**Task objective**
Copy each line below that contains "Participação".
==== Extracted information ====
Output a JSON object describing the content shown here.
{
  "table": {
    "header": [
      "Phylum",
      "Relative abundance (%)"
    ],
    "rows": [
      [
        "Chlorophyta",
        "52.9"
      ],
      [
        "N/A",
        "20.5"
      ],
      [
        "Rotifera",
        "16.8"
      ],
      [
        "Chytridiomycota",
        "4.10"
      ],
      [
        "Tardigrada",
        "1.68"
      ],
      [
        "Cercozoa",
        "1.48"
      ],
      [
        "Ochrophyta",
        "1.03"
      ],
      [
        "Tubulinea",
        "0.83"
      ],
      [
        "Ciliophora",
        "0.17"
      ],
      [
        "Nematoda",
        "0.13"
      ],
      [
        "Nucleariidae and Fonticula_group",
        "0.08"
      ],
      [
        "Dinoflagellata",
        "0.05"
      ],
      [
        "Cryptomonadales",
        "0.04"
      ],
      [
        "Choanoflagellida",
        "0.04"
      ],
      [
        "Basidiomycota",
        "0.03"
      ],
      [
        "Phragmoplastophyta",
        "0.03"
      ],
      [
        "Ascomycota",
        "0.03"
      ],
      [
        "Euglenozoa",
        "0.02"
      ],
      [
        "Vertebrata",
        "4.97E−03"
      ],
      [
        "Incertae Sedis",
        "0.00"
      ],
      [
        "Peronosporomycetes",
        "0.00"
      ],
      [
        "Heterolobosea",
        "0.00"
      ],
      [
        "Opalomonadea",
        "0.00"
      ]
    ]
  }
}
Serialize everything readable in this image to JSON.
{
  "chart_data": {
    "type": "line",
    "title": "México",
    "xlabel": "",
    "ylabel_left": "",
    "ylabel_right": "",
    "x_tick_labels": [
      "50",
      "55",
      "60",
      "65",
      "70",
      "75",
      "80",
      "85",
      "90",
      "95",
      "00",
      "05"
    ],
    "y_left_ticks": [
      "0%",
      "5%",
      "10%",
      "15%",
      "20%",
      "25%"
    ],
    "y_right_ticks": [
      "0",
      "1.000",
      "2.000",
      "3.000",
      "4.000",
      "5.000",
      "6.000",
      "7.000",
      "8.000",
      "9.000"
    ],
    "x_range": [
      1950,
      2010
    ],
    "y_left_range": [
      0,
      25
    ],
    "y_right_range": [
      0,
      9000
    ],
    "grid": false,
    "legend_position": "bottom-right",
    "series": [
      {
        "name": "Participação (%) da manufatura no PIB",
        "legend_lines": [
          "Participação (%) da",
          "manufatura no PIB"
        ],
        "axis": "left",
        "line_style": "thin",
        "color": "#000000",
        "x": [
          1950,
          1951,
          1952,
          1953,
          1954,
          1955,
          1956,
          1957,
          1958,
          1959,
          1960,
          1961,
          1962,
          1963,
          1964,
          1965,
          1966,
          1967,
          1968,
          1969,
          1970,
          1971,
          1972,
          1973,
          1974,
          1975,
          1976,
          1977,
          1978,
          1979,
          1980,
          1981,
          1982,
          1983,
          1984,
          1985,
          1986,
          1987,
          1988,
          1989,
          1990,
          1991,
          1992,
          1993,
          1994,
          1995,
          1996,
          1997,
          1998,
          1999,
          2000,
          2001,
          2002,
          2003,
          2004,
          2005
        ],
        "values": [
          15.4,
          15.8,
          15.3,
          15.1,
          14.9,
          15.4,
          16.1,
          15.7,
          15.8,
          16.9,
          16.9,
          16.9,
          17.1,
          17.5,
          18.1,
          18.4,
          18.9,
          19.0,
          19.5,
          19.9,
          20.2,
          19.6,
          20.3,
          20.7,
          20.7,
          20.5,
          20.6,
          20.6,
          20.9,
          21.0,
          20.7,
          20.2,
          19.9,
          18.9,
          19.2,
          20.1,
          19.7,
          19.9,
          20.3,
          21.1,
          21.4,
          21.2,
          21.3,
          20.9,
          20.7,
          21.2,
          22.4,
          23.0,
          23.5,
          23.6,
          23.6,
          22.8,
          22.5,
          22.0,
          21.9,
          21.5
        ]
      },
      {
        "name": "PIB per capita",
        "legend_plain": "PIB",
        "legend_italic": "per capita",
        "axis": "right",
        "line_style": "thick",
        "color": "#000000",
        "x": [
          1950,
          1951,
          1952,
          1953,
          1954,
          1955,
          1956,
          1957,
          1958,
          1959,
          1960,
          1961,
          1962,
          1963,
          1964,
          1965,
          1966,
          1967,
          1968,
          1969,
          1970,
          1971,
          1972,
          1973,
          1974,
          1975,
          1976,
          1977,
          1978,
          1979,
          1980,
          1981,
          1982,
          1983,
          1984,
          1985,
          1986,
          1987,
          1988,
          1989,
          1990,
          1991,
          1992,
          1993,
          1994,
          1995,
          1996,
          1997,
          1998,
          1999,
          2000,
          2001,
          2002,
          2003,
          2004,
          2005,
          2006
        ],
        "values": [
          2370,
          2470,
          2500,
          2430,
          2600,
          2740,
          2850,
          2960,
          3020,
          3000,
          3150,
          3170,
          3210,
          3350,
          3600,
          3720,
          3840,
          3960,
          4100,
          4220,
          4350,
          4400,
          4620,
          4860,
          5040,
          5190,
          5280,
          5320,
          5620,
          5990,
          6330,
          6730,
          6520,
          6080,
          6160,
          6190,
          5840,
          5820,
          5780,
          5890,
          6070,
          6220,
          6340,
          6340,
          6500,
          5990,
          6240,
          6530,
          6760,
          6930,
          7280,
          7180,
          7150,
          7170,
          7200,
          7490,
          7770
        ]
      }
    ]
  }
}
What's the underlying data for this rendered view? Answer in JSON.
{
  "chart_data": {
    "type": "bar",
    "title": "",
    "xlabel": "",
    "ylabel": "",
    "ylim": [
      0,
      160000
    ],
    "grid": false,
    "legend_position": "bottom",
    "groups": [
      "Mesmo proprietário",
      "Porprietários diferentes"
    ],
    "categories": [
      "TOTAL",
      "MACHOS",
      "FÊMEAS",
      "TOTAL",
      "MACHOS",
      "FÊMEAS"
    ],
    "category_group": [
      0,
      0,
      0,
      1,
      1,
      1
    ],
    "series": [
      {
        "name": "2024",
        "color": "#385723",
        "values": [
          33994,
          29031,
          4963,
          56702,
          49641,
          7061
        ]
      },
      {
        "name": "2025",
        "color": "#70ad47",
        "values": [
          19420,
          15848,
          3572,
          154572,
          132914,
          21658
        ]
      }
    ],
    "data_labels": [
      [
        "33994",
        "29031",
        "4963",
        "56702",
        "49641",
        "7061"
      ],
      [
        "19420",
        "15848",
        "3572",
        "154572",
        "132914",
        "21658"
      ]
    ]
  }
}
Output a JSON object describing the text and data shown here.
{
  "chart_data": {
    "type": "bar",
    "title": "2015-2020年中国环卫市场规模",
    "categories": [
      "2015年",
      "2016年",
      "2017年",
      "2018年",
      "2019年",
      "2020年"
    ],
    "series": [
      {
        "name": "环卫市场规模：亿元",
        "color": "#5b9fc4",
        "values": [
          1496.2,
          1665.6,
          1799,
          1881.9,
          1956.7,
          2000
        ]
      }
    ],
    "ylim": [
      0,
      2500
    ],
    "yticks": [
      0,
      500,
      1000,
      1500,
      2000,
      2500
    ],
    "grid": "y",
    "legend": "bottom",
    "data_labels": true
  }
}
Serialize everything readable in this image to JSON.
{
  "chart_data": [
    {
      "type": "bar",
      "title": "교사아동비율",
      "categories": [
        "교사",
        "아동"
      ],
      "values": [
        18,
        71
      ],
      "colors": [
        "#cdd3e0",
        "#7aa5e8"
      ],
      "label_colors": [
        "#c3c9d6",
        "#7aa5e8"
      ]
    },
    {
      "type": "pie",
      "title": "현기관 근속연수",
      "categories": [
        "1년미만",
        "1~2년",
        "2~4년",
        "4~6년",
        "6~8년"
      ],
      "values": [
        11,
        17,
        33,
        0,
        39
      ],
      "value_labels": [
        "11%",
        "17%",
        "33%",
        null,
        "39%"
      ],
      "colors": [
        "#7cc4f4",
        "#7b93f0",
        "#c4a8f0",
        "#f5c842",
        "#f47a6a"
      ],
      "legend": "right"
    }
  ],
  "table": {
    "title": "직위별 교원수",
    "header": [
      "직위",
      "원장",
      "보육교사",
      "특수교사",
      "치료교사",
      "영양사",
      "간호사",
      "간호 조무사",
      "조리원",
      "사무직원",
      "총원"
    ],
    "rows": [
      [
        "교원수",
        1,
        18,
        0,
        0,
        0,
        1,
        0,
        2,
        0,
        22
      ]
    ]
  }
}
====
**Task output**
        "name": "Participação (%) da manufatura no PIB",
          "Participação (%) da",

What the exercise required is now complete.